[Problem requirements] Turn the lines below into a numbered list, dropping any blank lines.

****************************************

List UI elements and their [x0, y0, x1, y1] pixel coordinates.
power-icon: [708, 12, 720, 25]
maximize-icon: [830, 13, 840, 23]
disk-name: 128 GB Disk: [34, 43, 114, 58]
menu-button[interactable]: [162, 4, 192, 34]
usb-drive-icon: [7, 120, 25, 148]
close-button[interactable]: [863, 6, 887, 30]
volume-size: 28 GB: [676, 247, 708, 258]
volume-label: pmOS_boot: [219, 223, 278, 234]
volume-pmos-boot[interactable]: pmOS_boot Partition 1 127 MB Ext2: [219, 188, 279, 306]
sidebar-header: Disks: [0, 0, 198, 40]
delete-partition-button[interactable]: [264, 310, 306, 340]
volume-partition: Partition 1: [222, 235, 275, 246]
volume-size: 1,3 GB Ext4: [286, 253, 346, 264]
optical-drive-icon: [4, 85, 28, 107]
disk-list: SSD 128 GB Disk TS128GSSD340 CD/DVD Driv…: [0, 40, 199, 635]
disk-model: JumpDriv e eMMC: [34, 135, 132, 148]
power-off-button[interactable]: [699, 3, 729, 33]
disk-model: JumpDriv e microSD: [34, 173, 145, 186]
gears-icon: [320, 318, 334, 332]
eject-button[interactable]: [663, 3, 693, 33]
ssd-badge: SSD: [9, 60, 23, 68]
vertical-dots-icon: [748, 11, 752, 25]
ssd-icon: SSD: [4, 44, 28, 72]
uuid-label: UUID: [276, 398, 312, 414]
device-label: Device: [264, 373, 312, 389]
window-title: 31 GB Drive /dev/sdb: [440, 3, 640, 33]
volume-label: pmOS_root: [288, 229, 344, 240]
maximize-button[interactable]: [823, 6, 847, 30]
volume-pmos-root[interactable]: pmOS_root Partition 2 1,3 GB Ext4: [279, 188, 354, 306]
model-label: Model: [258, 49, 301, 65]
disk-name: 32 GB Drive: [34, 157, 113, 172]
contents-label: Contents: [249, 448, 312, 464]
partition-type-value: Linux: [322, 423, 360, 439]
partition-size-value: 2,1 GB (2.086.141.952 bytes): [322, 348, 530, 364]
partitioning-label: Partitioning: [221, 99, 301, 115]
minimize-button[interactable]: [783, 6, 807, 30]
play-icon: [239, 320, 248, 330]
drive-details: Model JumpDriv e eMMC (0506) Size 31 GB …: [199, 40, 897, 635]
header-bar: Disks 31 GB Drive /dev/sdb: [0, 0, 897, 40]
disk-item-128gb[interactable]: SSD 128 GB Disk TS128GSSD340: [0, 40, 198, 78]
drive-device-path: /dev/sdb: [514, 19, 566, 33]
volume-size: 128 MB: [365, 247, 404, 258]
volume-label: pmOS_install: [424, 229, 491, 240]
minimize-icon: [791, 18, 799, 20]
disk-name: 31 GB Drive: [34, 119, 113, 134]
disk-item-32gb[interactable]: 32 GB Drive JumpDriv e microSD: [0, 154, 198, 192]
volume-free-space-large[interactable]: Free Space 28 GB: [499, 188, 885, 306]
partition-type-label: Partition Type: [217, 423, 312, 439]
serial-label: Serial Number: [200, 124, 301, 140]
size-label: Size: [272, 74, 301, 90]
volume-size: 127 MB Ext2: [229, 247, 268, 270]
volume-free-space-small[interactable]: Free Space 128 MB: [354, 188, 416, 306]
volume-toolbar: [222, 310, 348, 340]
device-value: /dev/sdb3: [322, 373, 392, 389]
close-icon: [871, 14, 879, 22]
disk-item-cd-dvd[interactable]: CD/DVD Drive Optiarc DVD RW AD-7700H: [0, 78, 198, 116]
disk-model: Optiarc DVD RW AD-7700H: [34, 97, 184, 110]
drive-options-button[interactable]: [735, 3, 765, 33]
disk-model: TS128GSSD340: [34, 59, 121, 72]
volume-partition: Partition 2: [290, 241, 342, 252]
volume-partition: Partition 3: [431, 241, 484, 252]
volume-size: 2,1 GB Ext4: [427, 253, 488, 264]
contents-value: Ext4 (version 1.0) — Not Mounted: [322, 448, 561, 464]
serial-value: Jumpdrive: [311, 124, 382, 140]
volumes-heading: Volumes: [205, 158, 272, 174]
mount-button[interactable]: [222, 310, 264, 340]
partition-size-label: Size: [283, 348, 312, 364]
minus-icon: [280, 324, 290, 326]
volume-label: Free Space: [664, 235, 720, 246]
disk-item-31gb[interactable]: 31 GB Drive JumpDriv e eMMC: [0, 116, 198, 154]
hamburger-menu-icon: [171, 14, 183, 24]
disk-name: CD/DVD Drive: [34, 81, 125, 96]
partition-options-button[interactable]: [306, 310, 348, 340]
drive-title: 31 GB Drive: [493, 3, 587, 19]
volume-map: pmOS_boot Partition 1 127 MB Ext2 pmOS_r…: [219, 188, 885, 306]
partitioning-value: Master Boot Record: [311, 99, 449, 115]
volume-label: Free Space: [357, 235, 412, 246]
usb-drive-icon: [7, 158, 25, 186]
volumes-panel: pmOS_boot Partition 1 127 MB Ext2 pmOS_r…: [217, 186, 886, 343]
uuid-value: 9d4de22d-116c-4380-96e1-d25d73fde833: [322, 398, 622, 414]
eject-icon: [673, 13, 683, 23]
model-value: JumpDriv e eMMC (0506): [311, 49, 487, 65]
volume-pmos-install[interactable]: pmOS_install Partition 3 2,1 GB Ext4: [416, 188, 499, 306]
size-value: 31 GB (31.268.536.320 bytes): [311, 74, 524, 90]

****************************************

[Output]
1. List UI elements and their [x0, y0, x1, y1] pixel coordinates.
2. power-icon: [708, 12, 720, 25]
3. maximize-icon: [830, 13, 840, 23]
4. disk-name: 128 GB Disk: [34, 43, 114, 58]
5. menu-button[interactable]: [162, 4, 192, 34]
6. usb-drive-icon: [7, 120, 25, 148]
7. close-button[interactable]: [863, 6, 887, 30]
8. volume-size: 28 GB: [676, 247, 708, 258]
9. volume-label: pmOS_boot: [219, 223, 278, 234]
10. volume-pmos-boot[interactable]: pmOS_boot Partition 1 127 MB Ext2: [219, 188, 279, 306]
11. sidebar-header: Disks: [0, 0, 198, 40]
12. delete-partition-button[interactable]: [264, 310, 306, 340]
13. volume-partition: Partition 1: [222, 235, 275, 246]
14. volume-size: 1,3 GB Ext4: [286, 253, 346, 264]
15. optical-drive-icon: [4, 85, 28, 107]
16. disk-list: SSD 128 GB Disk TS128GSSD340 CD/DVD Driv…: [0, 40, 199, 635]
17. disk-model: JumpDriv e eMMC: [34, 135, 132, 148]
18. power-off-button[interactable]: [699, 3, 729, 33]
19. disk-model: JumpDriv e microSD: [34, 173, 145, 186]
20. gears-icon: [320, 318, 334, 332]
21. eject-button[interactable]: [663, 3, 693, 33]
22. ssd-badge: SSD: [9, 60, 23, 68]
23. vertical-dots-icon: [748, 11, 752, 25]
24. ssd-icon: SSD: [4, 44, 28, 72]
25. uuid-label: UUID: [276, 398, 312, 414]
26. device-label: Device: [264, 373, 312, 389]
27. window-title: 31 GB Drive /dev/sdb: [440, 3, 640, 33]
28. volume-label: pmOS_root: [288, 229, 344, 240]
29. maximize-button[interactable]: [823, 6, 847, 30]
30. volume-pmos-root[interactable]: pmOS_root Partition 2 1,3 GB Ext4: [279, 188, 354, 306]
31. model-label: Model: [258, 49, 301, 65]
32. disk-name: 32 GB Drive: [34, 157, 113, 172]
33. contents-label: Contents: [249, 448, 312, 464]
34. partition-type-value: Linux: [322, 423, 360, 439]
35. partition-size-value: 2,1 GB (2.086.141.952 bytes): [322, 348, 530, 364]
36. partitioning-label: Partitioning: [221, 99, 301, 115]
37. minimize-button[interactable]: [783, 6, 807, 30]
38. play-icon: [239, 320, 248, 330]
39. drive-details: Model JumpDriv e eMMC (0506) Size 31 GB …: [199, 40, 897, 635]
40. header-bar: Disks 31 GB Drive /dev/sdb: [0, 0, 897, 40]
41. disk-item-128gb[interactable]: SSD 128 GB Disk TS128GSSD340: [0, 40, 198, 78]
42. drive-device-path: /dev/sdb: [514, 19, 566, 33]
43. volume-size: 128 MB: [365, 247, 404, 258]
44. volume-label: pmOS_install: [424, 229, 491, 240]
45. minimize-icon: [791, 18, 799, 20]
46. disk-name: 31 GB Drive: [34, 119, 113, 134]
47. disk-item-32gb[interactable]: 32 GB Drive JumpDriv e microSD: [0, 154, 198, 192]
48. volume-free-space-large[interactable]: Free Space 28 GB: [499, 188, 885, 306]
49. partition-type-label: Partition Type: [217, 423, 312, 439]
50. serial-label: Serial Number: [200, 124, 301, 140]
51. size-label: Size: [272, 74, 301, 90]
52. volume-size: 127 MB Ext2: [229, 247, 268, 270]
53. volume-free-space-small[interactable]: Free Space 128 MB: [354, 188, 416, 306]
54. volume-toolbar: [222, 310, 348, 340]
55. device-value: /dev/sdb3: [322, 373, 392, 389]
56. close-icon: [871, 14, 879, 22]
57. disk-item-cd-dvd[interactable]: CD/DVD Drive Optiarc DVD RW AD-7700H: [0, 78, 198, 116]
58. disk-model: Optiarc DVD RW AD-7700H: [34, 97, 184, 110]
59. drive-options-button[interactable]: [735, 3, 765, 33]
60. disk-model: TS128GSSD340: [34, 59, 121, 72]
61. volume-partition: Partition 2: [290, 241, 342, 252]
62. volume-partition: Partition 3: [431, 241, 484, 252]
63. volume-size: 2,1 GB Ext4: [427, 253, 488, 264]
64. contents-value: Ext4 (version 1.0) — Not Mounted: [322, 448, 561, 464]
65. serial-value: Jumpdrive: [311, 124, 382, 140]
66. volumes-heading: Volumes: [205, 158, 272, 174]
67. mount-button[interactable]: [222, 310, 264, 340]
68. partition-size-label: Size: [283, 348, 312, 364]
69. minus-icon: [280, 324, 290, 326]
70. volume-label: Free Space: [664, 235, 720, 246]
71. disk-item-31gb[interactable]: 31 GB Drive JumpDriv e eMMC: [0, 116, 198, 154]
72. hamburger-menu-icon: [171, 14, 183, 24]
73. disk-name: CD/DVD Drive: [34, 81, 125, 96]
74. partition-options-button[interactable]: [306, 310, 348, 340]
75. drive-title: 31 GB Drive: [493, 3, 587, 19]
76. volume-map: pmOS_boot Partition 1 127 MB Ext2 pmOS_r…: [219, 188, 885, 306]
77. partitioning-value: Master Boot Record: [311, 99, 449, 115]
78. volume-label: Free Space: [357, 235, 412, 246]
79. usb-drive-icon: [7, 158, 25, 186]
80. volumes-panel: pmOS_boot Partition 1 127 MB Ext2 pmOS_r…: [217, 186, 886, 343]
81. uuid-value: 9d4de22d-116c-4380-96e1-d25d73fde833: [322, 398, 622, 414]
82. eject-icon: [673, 13, 683, 23]
83. model-value: JumpDriv e eMMC (0506): [311, 49, 487, 65]
84. volume-pmos-install[interactable]: pmOS_install Partition 3 2,1 GB Ext4: [416, 188, 499, 306]
85. size-value: 31 GB (31.268.536.320 bytes): [311, 74, 524, 90]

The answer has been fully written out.